- _Exercise description_
Quote the whole listing below word for word, from its first line through its last.

- _Listing_
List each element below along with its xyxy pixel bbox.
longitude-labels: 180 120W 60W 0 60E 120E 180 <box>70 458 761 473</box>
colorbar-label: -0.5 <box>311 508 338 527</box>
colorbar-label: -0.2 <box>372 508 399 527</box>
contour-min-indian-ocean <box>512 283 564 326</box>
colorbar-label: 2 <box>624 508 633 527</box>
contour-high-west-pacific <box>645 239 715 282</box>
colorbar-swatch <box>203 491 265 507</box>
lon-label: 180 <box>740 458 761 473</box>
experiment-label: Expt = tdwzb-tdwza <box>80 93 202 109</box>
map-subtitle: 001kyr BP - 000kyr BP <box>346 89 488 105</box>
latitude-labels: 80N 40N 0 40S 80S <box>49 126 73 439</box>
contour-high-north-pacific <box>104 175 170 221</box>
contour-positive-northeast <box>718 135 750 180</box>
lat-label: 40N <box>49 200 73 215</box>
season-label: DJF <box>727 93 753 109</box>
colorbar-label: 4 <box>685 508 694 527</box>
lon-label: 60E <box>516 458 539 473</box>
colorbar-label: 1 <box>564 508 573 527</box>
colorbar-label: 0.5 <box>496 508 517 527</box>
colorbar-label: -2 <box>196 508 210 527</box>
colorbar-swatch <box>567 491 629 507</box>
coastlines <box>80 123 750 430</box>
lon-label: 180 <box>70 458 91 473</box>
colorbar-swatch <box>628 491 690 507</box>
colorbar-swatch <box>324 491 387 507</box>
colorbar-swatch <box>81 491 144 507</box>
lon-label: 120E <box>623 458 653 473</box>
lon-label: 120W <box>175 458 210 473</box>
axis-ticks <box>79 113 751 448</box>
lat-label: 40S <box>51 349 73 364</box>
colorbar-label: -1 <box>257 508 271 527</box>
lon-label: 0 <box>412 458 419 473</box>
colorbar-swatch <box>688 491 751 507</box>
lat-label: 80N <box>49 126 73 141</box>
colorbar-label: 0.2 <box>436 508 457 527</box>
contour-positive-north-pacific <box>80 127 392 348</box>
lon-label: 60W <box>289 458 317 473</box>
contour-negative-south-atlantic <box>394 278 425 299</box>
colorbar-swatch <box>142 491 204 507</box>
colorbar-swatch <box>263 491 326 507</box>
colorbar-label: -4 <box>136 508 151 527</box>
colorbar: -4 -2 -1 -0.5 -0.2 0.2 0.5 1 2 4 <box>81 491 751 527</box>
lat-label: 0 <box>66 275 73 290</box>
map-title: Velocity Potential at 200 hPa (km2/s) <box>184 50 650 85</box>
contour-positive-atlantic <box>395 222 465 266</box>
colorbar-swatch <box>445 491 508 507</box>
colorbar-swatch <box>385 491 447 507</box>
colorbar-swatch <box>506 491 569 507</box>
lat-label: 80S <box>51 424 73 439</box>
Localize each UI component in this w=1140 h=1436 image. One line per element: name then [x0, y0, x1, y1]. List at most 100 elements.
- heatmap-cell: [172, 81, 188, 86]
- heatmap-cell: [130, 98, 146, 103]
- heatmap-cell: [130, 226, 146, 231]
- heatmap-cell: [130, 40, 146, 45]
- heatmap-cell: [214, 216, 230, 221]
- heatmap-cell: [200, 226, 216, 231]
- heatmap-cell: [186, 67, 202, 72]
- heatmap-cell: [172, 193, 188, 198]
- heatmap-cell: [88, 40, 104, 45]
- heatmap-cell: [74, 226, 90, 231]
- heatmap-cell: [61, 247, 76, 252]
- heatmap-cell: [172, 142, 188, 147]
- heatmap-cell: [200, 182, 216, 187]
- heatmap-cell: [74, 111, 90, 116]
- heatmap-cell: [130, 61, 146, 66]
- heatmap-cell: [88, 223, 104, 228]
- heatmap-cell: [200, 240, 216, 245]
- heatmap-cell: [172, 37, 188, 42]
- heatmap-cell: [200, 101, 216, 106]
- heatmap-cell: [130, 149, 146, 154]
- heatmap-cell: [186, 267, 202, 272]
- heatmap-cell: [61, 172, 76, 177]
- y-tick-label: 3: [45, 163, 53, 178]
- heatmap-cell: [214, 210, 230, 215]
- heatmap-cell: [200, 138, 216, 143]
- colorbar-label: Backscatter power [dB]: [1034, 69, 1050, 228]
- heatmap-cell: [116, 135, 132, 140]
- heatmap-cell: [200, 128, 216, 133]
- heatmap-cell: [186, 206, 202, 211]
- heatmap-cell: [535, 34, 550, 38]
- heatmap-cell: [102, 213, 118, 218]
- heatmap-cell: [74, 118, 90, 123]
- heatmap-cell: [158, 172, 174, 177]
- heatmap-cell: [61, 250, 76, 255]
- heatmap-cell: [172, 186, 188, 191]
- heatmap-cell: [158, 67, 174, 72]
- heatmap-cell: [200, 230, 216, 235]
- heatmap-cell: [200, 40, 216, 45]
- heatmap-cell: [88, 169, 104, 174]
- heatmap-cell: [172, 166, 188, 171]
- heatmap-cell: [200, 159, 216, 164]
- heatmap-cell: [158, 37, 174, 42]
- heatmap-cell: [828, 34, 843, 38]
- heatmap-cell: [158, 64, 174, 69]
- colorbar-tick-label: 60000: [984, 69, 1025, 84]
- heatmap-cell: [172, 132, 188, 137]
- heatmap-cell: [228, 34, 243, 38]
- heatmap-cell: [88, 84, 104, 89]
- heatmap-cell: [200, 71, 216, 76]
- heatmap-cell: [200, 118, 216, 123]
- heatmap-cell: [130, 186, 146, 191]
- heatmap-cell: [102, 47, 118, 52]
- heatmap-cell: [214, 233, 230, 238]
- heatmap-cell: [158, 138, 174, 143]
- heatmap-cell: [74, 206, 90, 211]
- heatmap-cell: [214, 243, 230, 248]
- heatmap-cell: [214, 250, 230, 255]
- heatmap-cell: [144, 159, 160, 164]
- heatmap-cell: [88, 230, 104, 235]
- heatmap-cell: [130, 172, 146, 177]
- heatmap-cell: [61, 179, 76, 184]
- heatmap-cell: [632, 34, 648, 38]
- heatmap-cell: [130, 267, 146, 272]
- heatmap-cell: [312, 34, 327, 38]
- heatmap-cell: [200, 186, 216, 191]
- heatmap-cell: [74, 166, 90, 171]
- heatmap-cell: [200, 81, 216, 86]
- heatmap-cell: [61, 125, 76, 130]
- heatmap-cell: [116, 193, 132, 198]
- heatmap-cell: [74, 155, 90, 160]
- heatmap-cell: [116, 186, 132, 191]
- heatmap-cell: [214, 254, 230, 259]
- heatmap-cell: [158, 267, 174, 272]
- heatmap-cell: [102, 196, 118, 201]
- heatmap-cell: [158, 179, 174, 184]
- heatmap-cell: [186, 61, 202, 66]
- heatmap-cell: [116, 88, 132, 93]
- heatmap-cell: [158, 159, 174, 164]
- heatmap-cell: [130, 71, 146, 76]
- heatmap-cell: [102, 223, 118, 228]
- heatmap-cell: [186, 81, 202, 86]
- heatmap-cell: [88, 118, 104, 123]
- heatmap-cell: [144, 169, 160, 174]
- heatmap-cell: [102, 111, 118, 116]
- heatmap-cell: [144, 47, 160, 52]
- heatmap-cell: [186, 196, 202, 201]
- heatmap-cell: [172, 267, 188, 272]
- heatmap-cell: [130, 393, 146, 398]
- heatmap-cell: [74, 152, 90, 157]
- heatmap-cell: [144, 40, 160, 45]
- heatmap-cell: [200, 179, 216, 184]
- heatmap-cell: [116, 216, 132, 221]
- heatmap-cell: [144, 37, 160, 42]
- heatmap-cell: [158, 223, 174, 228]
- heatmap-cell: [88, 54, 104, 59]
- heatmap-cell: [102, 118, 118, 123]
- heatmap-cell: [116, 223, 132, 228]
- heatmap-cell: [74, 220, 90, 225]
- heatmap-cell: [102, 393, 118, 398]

- _The answer_
List each element below along with its xyxy pixel bbox.
longitude-labels: 180 120W 60W 0 60E 120E 180 <box>70 458 761 473</box>
colorbar-label: -0.5 <box>311 508 338 527</box>
colorbar-label: -0.2 <box>372 508 399 527</box>
contour-min-indian-ocean <box>512 283 564 326</box>
colorbar-label: 2 <box>624 508 633 527</box>
contour-high-west-pacific <box>645 239 715 282</box>
colorbar-swatch <box>203 491 265 507</box>
lon-label: 180 <box>740 458 761 473</box>
experiment-label: Expt = tdwzb-tdwza <box>80 93 202 109</box>
map-subtitle: 001kyr BP - 000kyr BP <box>346 89 488 105</box>
latitude-labels: 80N 40N 0 40S 80S <box>49 126 73 439</box>
contour-high-north-pacific <box>104 175 170 221</box>
contour-positive-northeast <box>718 135 750 180</box>
lat-label: 40N <box>49 200 73 215</box>
season-label: DJF <box>727 93 753 109</box>
colorbar-label: 4 <box>685 508 694 527</box>
lon-label: 60E <box>516 458 539 473</box>
colorbar-label: 1 <box>564 508 573 527</box>
colorbar-label: 0.5 <box>496 508 517 527</box>
colorbar-label: -2 <box>196 508 210 527</box>
colorbar-swatch <box>567 491 629 507</box>
coastlines <box>80 123 750 430</box>
lon-label: 180 <box>70 458 91 473</box>
colorbar-swatch <box>628 491 690 507</box>
colorbar-swatch <box>324 491 387 507</box>
colorbar-swatch <box>81 491 144 507</box>
lon-label: 120E <box>623 458 653 473</box>
lon-label: 120W <box>175 458 210 473</box>
axis-ticks <box>79 113 751 448</box>
lat-label: 40S <box>51 349 73 364</box>
colorbar-label: -1 <box>257 508 271 527</box>
lon-label: 0 <box>412 458 419 473</box>
colorbar-swatch <box>688 491 751 507</box>
lat-label: 80N <box>49 126 73 141</box>
colorbar-label: 0.2 <box>436 508 457 527</box>
contour-positive-north-pacific <box>80 127 392 348</box>
lon-label: 60W <box>289 458 317 473</box>
contour-negative-south-atlantic <box>394 278 425 299</box>
colorbar-swatch <box>142 491 204 507</box>
colorbar-swatch <box>263 491 326 507</box>
colorbar-label: -4 <box>136 508 151 527</box>
colorbar: -4 -2 -1 -0.5 -0.2 0.2 0.5 1 2 4 <box>81 491 751 527</box>
lat-label: 0 <box>66 275 73 290</box>
map-title: Velocity Potential at 200 hPa (km2/s) <box>184 50 650 85</box>
contour-positive-atlantic <box>395 222 465 266</box>
colorbar-swatch <box>445 491 508 507</box>
colorbar-swatch <box>385 491 447 507</box>
colorbar-swatch <box>506 491 569 507</box>
lat-label: 80S <box>51 424 73 439</box>
Localize each UI component in this w=1140 h=1436 image. One line per element: name then [x0, y0, x1, y1]. List at most 100 elements.
- heatmap-cell: [172, 81, 188, 86]
- heatmap-cell: [130, 98, 146, 103]
- heatmap-cell: [130, 226, 146, 231]
- heatmap-cell: [130, 40, 146, 45]
- heatmap-cell: [214, 216, 230, 221]
- heatmap-cell: [200, 226, 216, 231]
- heatmap-cell: [186, 67, 202, 72]
- heatmap-cell: [172, 193, 188, 198]
- heatmap-cell: [88, 40, 104, 45]
- heatmap-cell: [74, 226, 90, 231]
- heatmap-cell: [61, 247, 76, 252]
- heatmap-cell: [172, 142, 188, 147]
- heatmap-cell: [200, 182, 216, 187]
- heatmap-cell: [74, 111, 90, 116]
- heatmap-cell: [130, 61, 146, 66]
- heatmap-cell: [88, 223, 104, 228]
- heatmap-cell: [200, 240, 216, 245]
- heatmap-cell: [172, 37, 188, 42]
- heatmap-cell: [200, 101, 216, 106]
- heatmap-cell: [130, 149, 146, 154]
- heatmap-cell: [186, 267, 202, 272]
- heatmap-cell: [61, 172, 76, 177]
- y-tick-label: 3: [45, 163, 53, 178]
- heatmap-cell: [214, 210, 230, 215]
- heatmap-cell: [200, 138, 216, 143]
- colorbar-label: Backscatter power [dB]: [1034, 69, 1050, 228]
- heatmap-cell: [116, 135, 132, 140]
- heatmap-cell: [200, 128, 216, 133]
- heatmap-cell: [186, 206, 202, 211]
- heatmap-cell: [535, 34, 550, 38]
- heatmap-cell: [102, 213, 118, 218]
- heatmap-cell: [74, 118, 90, 123]
- heatmap-cell: [158, 172, 174, 177]
- heatmap-cell: [61, 250, 76, 255]
- heatmap-cell: [172, 186, 188, 191]
- heatmap-cell: [158, 67, 174, 72]
- heatmap-cell: [200, 230, 216, 235]
- heatmap-cell: [200, 40, 216, 45]
- heatmap-cell: [88, 169, 104, 174]
- heatmap-cell: [172, 166, 188, 171]
- heatmap-cell: [200, 159, 216, 164]
- heatmap-cell: [158, 37, 174, 42]
- heatmap-cell: [828, 34, 843, 38]
- heatmap-cell: [158, 64, 174, 69]
- colorbar-tick-label: 60000: [984, 69, 1025, 84]
- heatmap-cell: [172, 132, 188, 137]
- heatmap-cell: [228, 34, 243, 38]
- heatmap-cell: [88, 84, 104, 89]
- heatmap-cell: [200, 71, 216, 76]
- heatmap-cell: [200, 118, 216, 123]
- heatmap-cell: [130, 186, 146, 191]
- heatmap-cell: [102, 47, 118, 52]
- heatmap-cell: [214, 233, 230, 238]
- heatmap-cell: [158, 138, 174, 143]
- heatmap-cell: [74, 206, 90, 211]
- heatmap-cell: [214, 243, 230, 248]
- heatmap-cell: [214, 250, 230, 255]
- heatmap-cell: [144, 159, 160, 164]
- heatmap-cell: [88, 230, 104, 235]
- heatmap-cell: [130, 172, 146, 177]
- heatmap-cell: [61, 179, 76, 184]
- heatmap-cell: [632, 34, 648, 38]
- heatmap-cell: [130, 267, 146, 272]
- heatmap-cell: [312, 34, 327, 38]
- heatmap-cell: [200, 186, 216, 191]
- heatmap-cell: [74, 166, 90, 171]
- heatmap-cell: [200, 81, 216, 86]
- heatmap-cell: [61, 125, 76, 130]
- heatmap-cell: [116, 193, 132, 198]
- heatmap-cell: [74, 155, 90, 160]
- heatmap-cell: [116, 186, 132, 191]
- heatmap-cell: [214, 254, 230, 259]
- heatmap-cell: [158, 267, 174, 272]
- heatmap-cell: [102, 196, 118, 201]
- heatmap-cell: [158, 179, 174, 184]
- heatmap-cell: [186, 61, 202, 66]
- heatmap-cell: [116, 88, 132, 93]
- heatmap-cell: [158, 159, 174, 164]
- heatmap-cell: [130, 71, 146, 76]
- heatmap-cell: [102, 223, 118, 228]
- heatmap-cell: [186, 81, 202, 86]
- heatmap-cell: [88, 118, 104, 123]
- heatmap-cell: [144, 169, 160, 174]
- heatmap-cell: [102, 111, 118, 116]
- heatmap-cell: [144, 47, 160, 52]
- heatmap-cell: [186, 196, 202, 201]
- heatmap-cell: [172, 267, 188, 272]
- heatmap-cell: [130, 393, 146, 398]
- heatmap-cell: [74, 152, 90, 157]
- heatmap-cell: [144, 40, 160, 45]
- heatmap-cell: [200, 179, 216, 184]
- heatmap-cell: [116, 216, 132, 221]
- heatmap-cell: [144, 37, 160, 42]
- heatmap-cell: [158, 223, 174, 228]
- heatmap-cell: [88, 54, 104, 59]
- heatmap-cell: [102, 118, 118, 123]
- heatmap-cell: [116, 223, 132, 228]
- heatmap-cell: [74, 220, 90, 225]
- heatmap-cell: [102, 393, 118, 398]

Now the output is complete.